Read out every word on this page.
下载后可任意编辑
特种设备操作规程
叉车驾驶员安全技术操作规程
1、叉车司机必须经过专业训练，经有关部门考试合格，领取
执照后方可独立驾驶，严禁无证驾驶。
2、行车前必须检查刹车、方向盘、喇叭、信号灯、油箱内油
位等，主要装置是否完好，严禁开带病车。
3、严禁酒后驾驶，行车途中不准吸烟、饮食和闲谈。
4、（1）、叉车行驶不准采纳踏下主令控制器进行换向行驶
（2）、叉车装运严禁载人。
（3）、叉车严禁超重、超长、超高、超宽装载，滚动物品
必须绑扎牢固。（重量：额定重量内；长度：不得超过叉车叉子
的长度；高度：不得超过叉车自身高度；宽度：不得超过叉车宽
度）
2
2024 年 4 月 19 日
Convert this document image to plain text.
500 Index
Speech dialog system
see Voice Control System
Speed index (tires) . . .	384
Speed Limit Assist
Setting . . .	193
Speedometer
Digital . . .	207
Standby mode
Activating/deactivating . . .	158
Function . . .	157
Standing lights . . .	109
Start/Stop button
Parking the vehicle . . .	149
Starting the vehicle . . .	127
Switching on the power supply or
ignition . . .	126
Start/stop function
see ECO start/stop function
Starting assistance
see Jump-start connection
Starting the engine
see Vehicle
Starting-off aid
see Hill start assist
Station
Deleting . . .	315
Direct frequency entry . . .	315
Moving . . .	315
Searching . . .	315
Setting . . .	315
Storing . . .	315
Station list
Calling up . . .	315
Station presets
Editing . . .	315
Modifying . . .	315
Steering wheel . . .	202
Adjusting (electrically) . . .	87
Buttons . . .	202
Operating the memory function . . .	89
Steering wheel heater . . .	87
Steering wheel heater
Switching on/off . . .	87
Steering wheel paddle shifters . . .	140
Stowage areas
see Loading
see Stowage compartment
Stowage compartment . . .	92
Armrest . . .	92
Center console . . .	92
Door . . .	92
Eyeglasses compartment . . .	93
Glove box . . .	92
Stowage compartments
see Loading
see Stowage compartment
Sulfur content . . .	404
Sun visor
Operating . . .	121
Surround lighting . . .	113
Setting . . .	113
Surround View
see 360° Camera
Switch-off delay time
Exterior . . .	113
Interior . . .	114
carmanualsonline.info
****************
Your task: Transcribe every entry word for word.

Finished exercise:
Read out every word on this page.
下载后可任意编辑
特种设备操作规程
叉车驾驶员安全技术操作规程
1、叉车司机必须经过专业训练，经有关部门考试合格，领取
执照后方可独立驾驶，严禁无证驾驶。
2、行车前必须检查刹车、方向盘、喇叭、信号灯、油箱内油
位等，主要装置是否完好，严禁开带病车。
3、严禁酒后驾驶，行车途中不准吸烟、饮食和闲谈。
4、（1）、叉车行驶不准采纳踏下主令控制器进行换向行驶
（2）、叉车装运严禁载人。
（3）、叉车严禁超重、超长、超高、超宽装载，滚动物品
必须绑扎牢固。（重量：额定重量内；长度：不得超过叉车叉子
的长度；高度：不得超过叉车自身高度；宽度：不得超过叉车宽
度）
2
2024 年 4 月 19 日
Convert this document image to plain text.
500 Index
Speech dialog system
see Voice Control System
Speed index (tires) . . .	384
Speed Limit Assist
Setting . . .	193
Speedometer
Digital . . .	207
Standby mode
Activating/deactivating . . .	158
Function . . .	157
Standing lights . . .	109
Start/Stop button
Parking the vehicle . . .	149
Starting the vehicle . . .	127
Switching on the power supply or
ignition . . .	126
Start/stop function
see ECO start/stop function
Starting assistance
see Jump-start connection
Starting the engine
see Vehicle
Starting-off aid
see Hill start assist
Station
Deleting . . .	315
Direct frequency entry . . .	315
Moving . . .	315
Searching . . .	315
Setting . . .	315
Storing . . .	315
Station list
Calling up . . .	315
Station presets
Editing . . .	315
Modifying . . .	315
Steering wheel . . .	202
Adjusting (electrically) . . .	87
Buttons . . .	202
Operating the memory function . . .	89
Steering wheel heater . . .	87
Steering wheel heater
Switching on/off . . .	87
Steering wheel paddle shifters . . .	140
Stowage areas
see Loading
see Stowage compartment
Stowage compartment . . .	92
Armrest . . .	92
Center console . . .	92
Door . . .	92
Eyeglasses compartment . . .	93
Glove box . . .	92
Stowage compartments
see Loading
see Stowage compartment
Sulfur content . . .	404
Sun visor
Operating . . .	121
Surround lighting . . .	113
Setting . . .	113
Surround View
see 360° Camera
Switch-off delay time
Exterior . . .	113
Interior . . .	114
carmanualsonline.info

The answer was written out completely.